→ **Task data**
(begin)
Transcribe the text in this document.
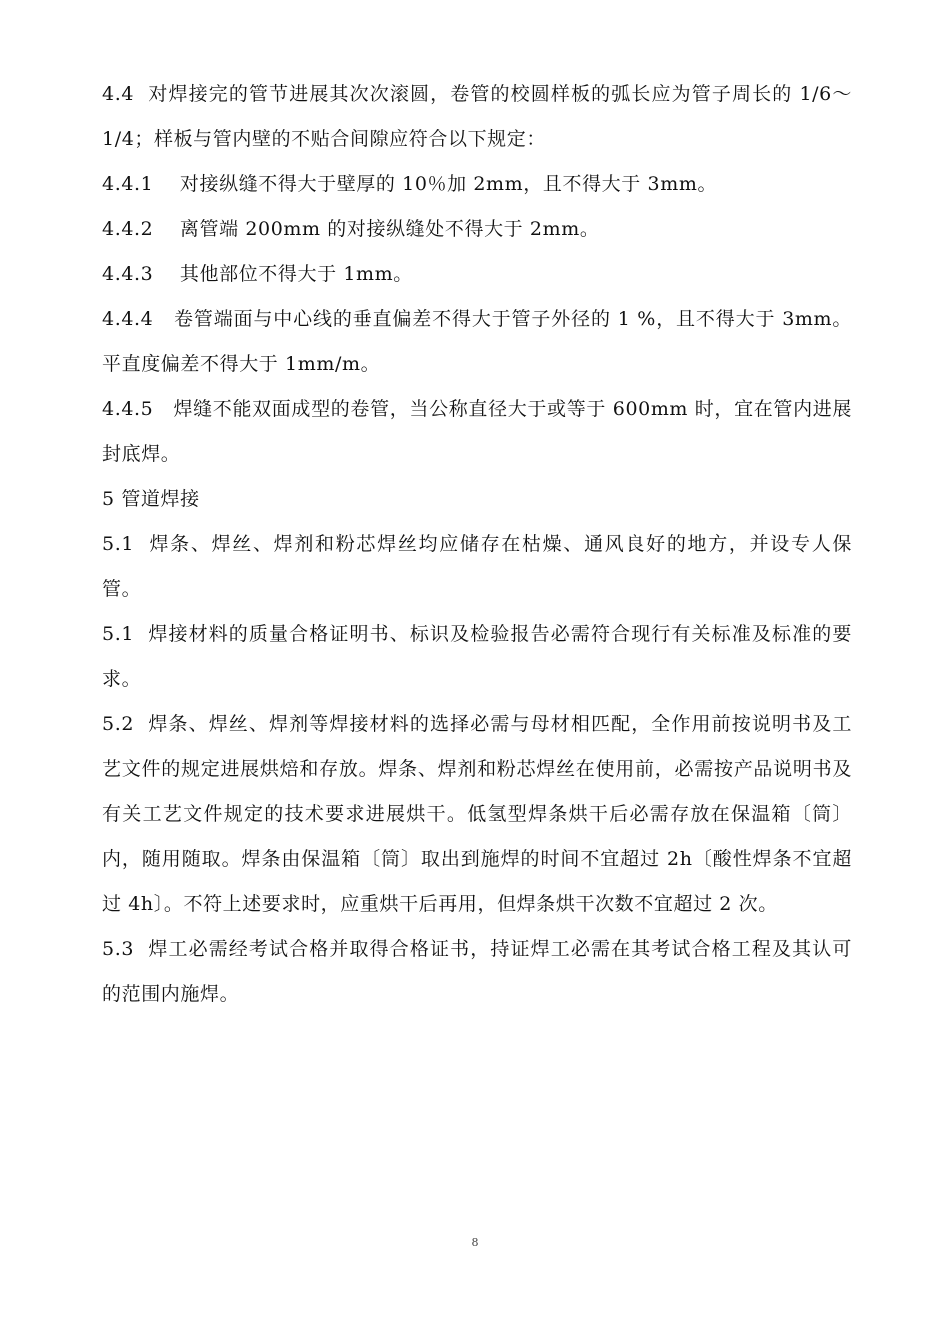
4.4  对焊接完的管节进展其次次滚圆，卷管的校圆样板的弧长应为管子周长的 1/6～1/4；样板与管内壁的不贴合间隙应符合以下规定：

4.4.1    对接纵缝不得大于壁厚的 10％加 2mm，且不得大于 3mm。

4.4.2    离管端 200mm 的对接纵缝处不得大于 2mm。

4.4.3    其他部位不得大于 1mm。

4.4.4   卷管端面与中心线的垂直偏差不得大于管子外径的 1 %，且不得大于 3mm。平直度偏差不得大于 1mm/m。

4.4.5   焊缝不能双面成型的卷管，当公称直径大于或等于 600mm 时，宜在管内进展封底焊。

5 管道焊接

5.1  焊条、焊丝、焊剂和粉芯焊丝均应储存在枯燥、通风良好的地方，并设专人保管。

5.1  焊接材料的质量合格证明书、标识及检验报告必需符合现行有关标准及标准的要求。

5.2  焊条、焊丝、焊剂等焊接材料的选择必需与母材相匹配，全作用前按说明书及工艺文件的规定进展烘焙和存放。焊条、焊剂和粉芯焊丝在使用前，必需按产品说明书及有关工艺文件规定的技术要求进展烘干。低氢型焊条烘干后必需存放在保温箱〔筒〕内，随用随取。焊条由保温箱〔筒〕取出到施焊的时间不宜超过 2h〔酸性焊条不宜超过 4h〕。不符上述要求时，应重烘干后再用，但焊条烘干次数不宜超过 2 次。

5.3  焊工必需经考试合格并取得合格证书，持证焊工必需在其考试合格工程及其认可的范围内施焊。

8
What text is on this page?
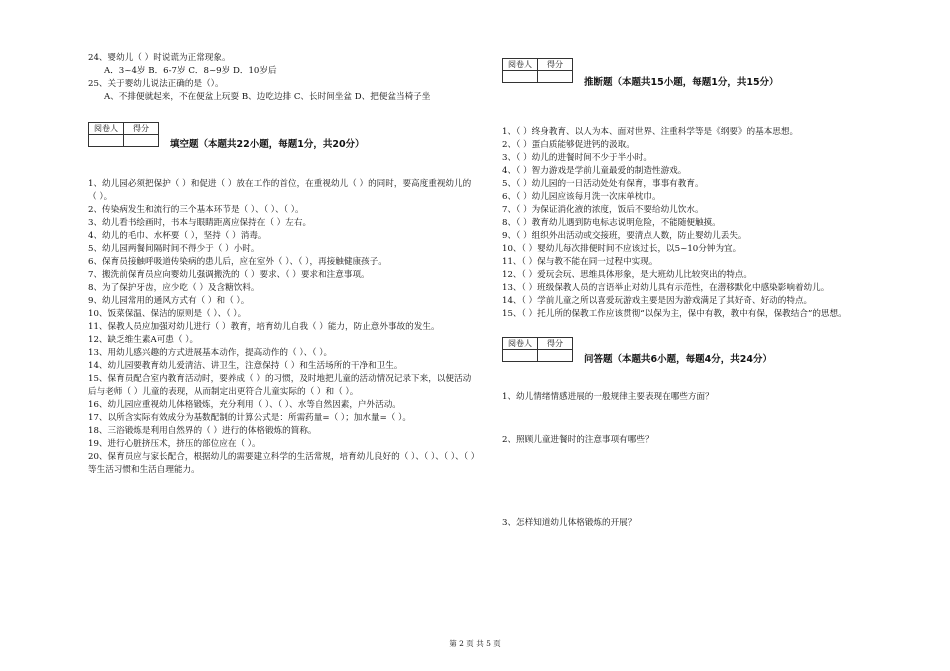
24、婴幼儿（ ）时说谎为正常现象。
A．3~4岁 B．6-7岁 C．8~9岁 D．10岁后
25、关于婴幼儿说法正确的是（）。
A、不排便就起来，不在便盆上玩耍 B、边吃边排 C、长时间坐盆 D、把便盆当椅子坐
阅卷人	得分

填空题（本题共22小题，每题1分，共20分）
1、幼儿园必须把保护（ ）和促进（ ）放在工作的首位，在重视幼儿（ ）的同时，要高度重视幼儿的（ ）。
2、传染病发生和流行的三个基本环节是（ ）、（ ）、（ ）。
3、幼儿看书绘画时，书本与眼睛距离应保持在（ ）左右。
4、幼儿的毛巾、水杯要（ ），坚持（ ）消毒。
5、幼儿园两餐间隔时间不得少于（ ）小时。
6、保育员接触呼吸道传染病的患儿后，应在室外（ ）、（ ），再接触健康孩子。
7、搬洗前保育员应向婴幼儿强调搬洗的（ ）要求、（ ）要求和注意事项。
8、为了保护牙齿，应少吃（ ）及含糖饮料。
9、幼儿园常用的通风方式有（ ）和（ ）。
10、饭菜保温、保洁的原则是（ ）、（ ）。
11、保教人员应加强对幼儿进行（ ）教育，培育幼儿自我（ ）能力，防止意外事故的发生。
12、缺乏维生素A可患（ ）。
13、用幼儿感兴趣的方式进展基本动作，提高动作的（ ）、（ ）。
14、幼儿园要教育幼儿爱清洁、讲卫生，注意保持（ ）和生活场所的干净和卫生。
15、保育员配合室内教育活动时，要养成（ ）的习惯，及时地把儿童的活动情况记录下来，以便活动后与老师（ ）儿童的表现，从而制定出更符合儿童实际的（ ）和（ ）。
16、幼儿园应重视幼儿体格锻炼，充分利用（ ）、（ ）、水等自然因素，户外活动。
17、以所含实际有效成分为基数配制的计算公式是：所需药量=（ ）；加水量=（ ）。
18、三浴锻炼是利用自然界的（ ）进行的体格锻炼的简称。
19、进行心脏挤压术，挤压的部位应在（ ）。
20、保育员应与家长配合，根据幼儿的需要建立科学的生活常规，培育幼儿良好的（ ）、（ ）、（ ）、（ ）等生活习惯和生活自理能力。
阅卷人	得分

推断题（本题共15小题，每题1分，共15分）
1、（ ）终身教育、以人为本、面对世界、注重科学等是《纲要》的基本思想。
2、（ ）蛋白质能够促进钙的汲取。
3、（ ）幼儿的进餐时间不少于半小时。
4、（ ）智力游戏是学前儿童最爱的制造性游戏。
5、（ ）幼儿园的一日活动处处有保育，事事有教育。
6、（ ）幼儿园应该每月洗一次床单枕巾。
7、（ ）为保证消化液的浓度，饭后不要给幼儿饮水。
8、（ ）教育幼儿遇到防电标志说明危险，不能随便触摸。
9、（ ）组织外出活动或交接班，要清点人数，防止婴幼儿丢失。
10、（ ）婴幼儿每次排便时间不应该过长，以5~10分钟为宜。
11、（ ）保与教不能在同一过程中实现。
12、（ ）爱玩会玩、思维具体形象，是大班幼儿比较突出的特点。
13、（ ）班级保教人员的言语举止对幼儿具有示范性，在潜移默化中感染影响着幼儿。
14、（ ）学前儿童之所以喜爱玩游戏主要是因为游戏满足了其好奇、好动的特点。
15、（ ）托儿所的保教工作应该贯彻“以保为主，保中有教，教中有保，保教结合”的思想。
阅卷人	得分

问答题（本题共6小题，每题4分，共24分）
1、幼儿情绪情感进展的一般规律主要表现在哪些方面？
2、照顾儿童进餐时的注意事项有哪些？
3、怎样知道幼儿体格锻炼的开展？
第 2 页 共 5 页
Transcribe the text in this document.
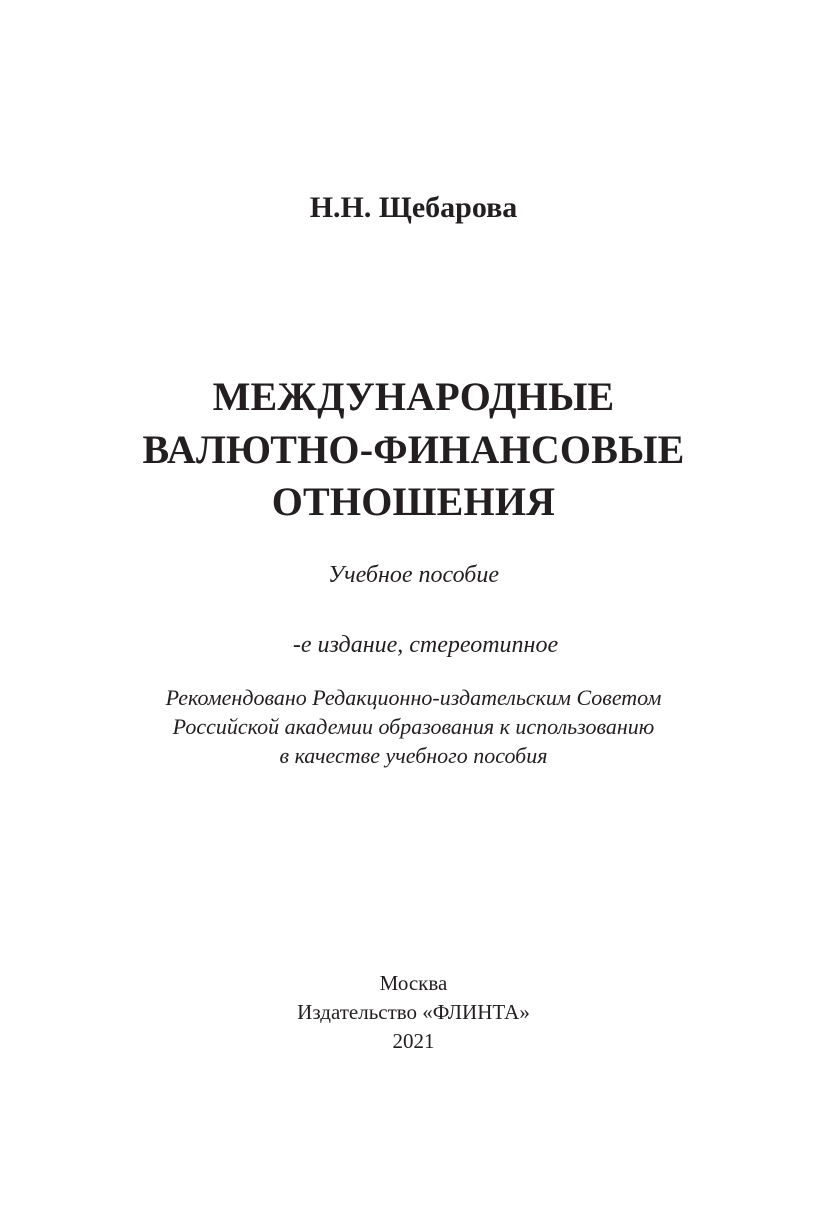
Н.Н. Щебарова

МЕЖДУНАРОДНЫЕ

ВАЛЮТНО-ФИНАНСОВЫЕ

ОТНОШЕНИЯ

Учебное пособие

-е издание, стереотипное

Рекомендовано Редакционно-издательским Советом

Российской академии образования к использованию

в качестве учебного пособия

Москва

Издательство «ФЛИНТА»

2021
(end)
Return each line from the material above exactly, but not the pictures.

→ **Solution for this task**
Transcribe the text in this document.
4.4  对焊接完的管节进展其次次滚圆，卷管的校圆样板的弧长应为管子周长的 1/6～1/4；样板与管内壁的不贴合间隙应符合以下规定：

4.4.1    对接纵缝不得大于壁厚的 10％加 2mm，且不得大于 3mm。

4.4.2    离管端 200mm 的对接纵缝处不得大于 2mm。

4.4.3    其他部位不得大于 1mm。

4.4.4   卷管端面与中心线的垂直偏差不得大于管子外径的 1 %，且不得大于 3mm。平直度偏差不得大于 1mm/m。

4.4.5   焊缝不能双面成型的卷管，当公称直径大于或等于 600mm 时，宜在管内进展封底焊。

5 管道焊接

5.1  焊条、焊丝、焊剂和粉芯焊丝均应储存在枯燥、通风良好的地方，并设专人保管。

5.1  焊接材料的质量合格证明书、标识及检验报告必需符合现行有关标准及标准的要求。

5.2  焊条、焊丝、焊剂等焊接材料的选择必需与母材相匹配，全作用前按说明书及工艺文件的规定进展烘焙和存放。焊条、焊剂和粉芯焊丝在使用前，必需按产品说明书及有关工艺文件规定的技术要求进展烘干。低氢型焊条烘干后必需存放在保温箱〔筒〕内，随用随取。焊条由保温箱〔筒〕取出到施焊的时间不宜超过 2h〔酸性焊条不宜超过 4h〕。不符上述要求时，应重烘干后再用，但焊条烘干次数不宜超过 2 次。

5.3  焊工必需经考试合格并取得合格证书，持证焊工必需在其考试合格工程及其认可的范围内施焊。

8
What text is on this page?
24、婴幼儿（ ）时说谎为正常现象。
A．3~4岁 B．6-7岁 C．8~9岁 D．10岁后
25、关于婴幼儿说法正确的是（）。
A、不排便就起来，不在便盆上玩耍 B、边吃边排 C、长时间坐盆 D、把便盆当椅子坐
阅卷人	得分

填空题（本题共22小题，每题1分，共20分）
1、幼儿园必须把保护（ ）和促进（ ）放在工作的首位，在重视幼儿（ ）的同时，要高度重视幼儿的（ ）。
2、传染病发生和流行的三个基本环节是（ ）、（ ）、（ ）。
3、幼儿看书绘画时，书本与眼睛距离应保持在（ ）左右。
4、幼儿的毛巾、水杯要（ ），坚持（ ）消毒。
5、幼儿园两餐间隔时间不得少于（ ）小时。
6、保育员接触呼吸道传染病的患儿后，应在室外（ ）、（ ），再接触健康孩子。
7、搬洗前保育员应向婴幼儿强调搬洗的（ ）要求、（ ）要求和注意事项。
8、为了保护牙齿，应少吃（ ）及含糖饮料。
9、幼儿园常用的通风方式有（ ）和（ ）。
10、饭菜保温、保洁的原则是（ ）、（ ）。
11、保教人员应加强对幼儿进行（ ）教育，培育幼儿自我（ ）能力，防止意外事故的发生。
12、缺乏维生素A可患（ ）。
13、用幼儿感兴趣的方式进展基本动作，提高动作的（ ）、（ ）。
14、幼儿园要教育幼儿爱清洁、讲卫生，注意保持（ ）和生活场所的干净和卫生。
15、保育员配合室内教育活动时，要养成（ ）的习惯，及时地把儿童的活动情况记录下来，以便活动后与老师（ ）儿童的表现，从而制定出更符合儿童实际的（ ）和（ ）。
16、幼儿园应重视幼儿体格锻炼，充分利用（ ）、（ ）、水等自然因素，户外活动。
17、以所含实际有效成分为基数配制的计算公式是：所需药量=（ ）；加水量=（ ）。
18、三浴锻炼是利用自然界的（ ）进行的体格锻炼的简称。
19、进行心脏挤压术，挤压的部位应在（ ）。
20、保育员应与家长配合，根据幼儿的需要建立科学的生活常规，培育幼儿良好的（ ）、（ ）、（ ）、（ ）等生活习惯和生活自理能力。
阅卷人	得分

推断题（本题共15小题，每题1分，共15分）
1、（ ）终身教育、以人为本、面对世界、注重科学等是《纲要》的基本思想。
2、（ ）蛋白质能够促进钙的汲取。
3、（ ）幼儿的进餐时间不少于半小时。
4、（ ）智力游戏是学前儿童最爱的制造性游戏。
5、（ ）幼儿园的一日活动处处有保育，事事有教育。
6、（ ）幼儿园应该每月洗一次床单枕巾。
7、（ ）为保证消化液的浓度，饭后不要给幼儿饮水。
8、（ ）教育幼儿遇到防电标志说明危险，不能随便触摸。
9、（ ）组织外出活动或交接班，要清点人数，防止婴幼儿丢失。
10、（ ）婴幼儿每次排便时间不应该过长，以5~10分钟为宜。
11、（ ）保与教不能在同一过程中实现。
12、（ ）爱玩会玩、思维具体形象，是大班幼儿比较突出的特点。
13、（ ）班级保教人员的言语举止对幼儿具有示范性，在潜移默化中感染影响着幼儿。
14、（ ）学前儿童之所以喜爱玩游戏主要是因为游戏满足了其好奇、好动的特点。
15、（ ）托儿所的保教工作应该贯彻“以保为主，保中有教，教中有保，保教结合”的思想。
阅卷人	得分

问答题（本题共6小题，每题4分，共24分）
1、幼儿情绪情感进展的一般规律主要表现在哪些方面？
2、照顾儿童进餐时的注意事项有哪些？
3、怎样知道幼儿体格锻炼的开展？
第 2 页 共 5 页
Transcribe the text in this document.
Н.Н. Щебарова

МЕЖДУНАРОДНЫЕ

ВАЛЮТНО-ФИНАНСОВЫЕ

ОТНОШЕНИЯ

Учебное пособие

-е издание, стереотипное

Рекомендовано Редакционно-издательским Советом

Российской академии образования к использованию

в качестве учебного пособия

Москва

Издательство «ФЛИНТА»

2021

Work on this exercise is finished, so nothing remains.